Not including all the fundraising events:
Adelson is a major political donor, having donated more than $1 million to candidates between 1984 and 2007, according to data gathered by campaign donor search engine NewsMeat.com. The vast majority of Adelson’s donations have gone to Republicans, including George W. Bush, former Sen. Rick Santorum, former Rep. Tom Delay, and most recently the presidential run of Rudy Giuliani, whose team of campaign foreign policy advisors was weighted heavily toward neoconservatives and included Norman Podhoretz, Ruth Wedgwood, Daniel Pipes, Michael Rubin, and David Frum. Another Giuliani advisor, Martin Kramer, is a senior fellow at the Adelson Institute for Strategic Studies.
snip He has also supported political campaigns through a $1 million donation to the Newt Gingrich-run “527” organization, American Solutions for Winning the Future, a so-called soft-money political action committee (PAC) that is not subject to the Federal Election Commission’s PAC regulations (New York Times, January 17, 2008).
http://rightweb.irc-online.org/profile/7485.html
Meanwhile, we should fear a false flag incident with Iran, and rightly so:
While the saber-rattling, particularly from Pentagon chief Robert Gates and Mullen, who until recently had consistently downplayed prospects for war with Iran, was indeed disturbing, less-noticed was a follow-up statement by the Pentagon’s chief spokesman, Geoff Morrell, on Wednesday. “I just want to be abundantly clear that there are no new directives, there are no new plans in the works, there is no new effort to prepare for a possible war with Iran,” he said. While that naturally has to be taken with a grain of salt, it’s also worth noting that ret. Adm. Bob Inman, a former deputy CIA director who is close to Gates, told reporters in a teleconference sponsored by Public Agenda this week that he was quite confident that Bush administration would maintain its second-term emphasis on diplomacy to its end, and that conflict with any country before then was very unlikely.

■ **Supplied material**:
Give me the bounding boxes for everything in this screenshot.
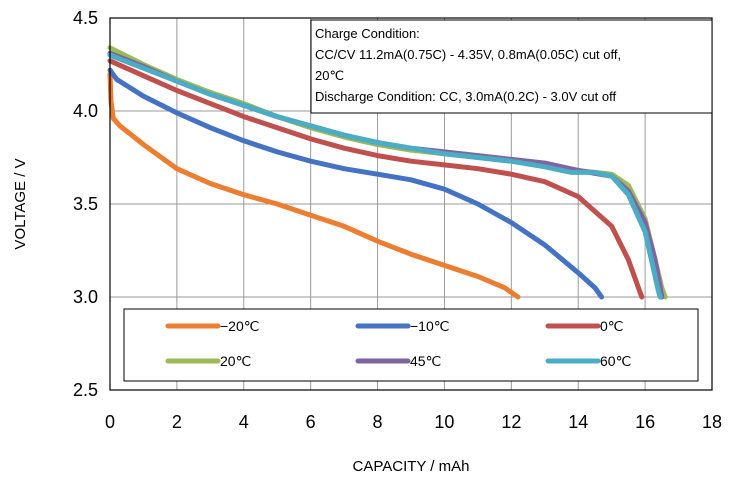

■ **Given problem**:
Using the excerpt on political donations and Iran, decide whether each statement agrees with it. Answer yes or no for each, and quote the text's deciding words exactly.
(a) Adelson gave more than $1 million to candidates between 1984 and 2007.
(b) The Pentagon's chief spokesman said new plans were under way to prepare for a possible war with Iran.
(c) American Solutions for Winning the Future is subject to the Federal Election Commission's PAC regulations.

■ **Response to the task**:
(a) Yes: "having donated more than $1 million to candidates between 1984 and 2007"
(b) No: "there are no new directives, there are no new plans in the works, there is no new effort to prepare for a possible war with Iran"
(c) No: "that is not subject to the Federal Election Commission’s PAC regulations"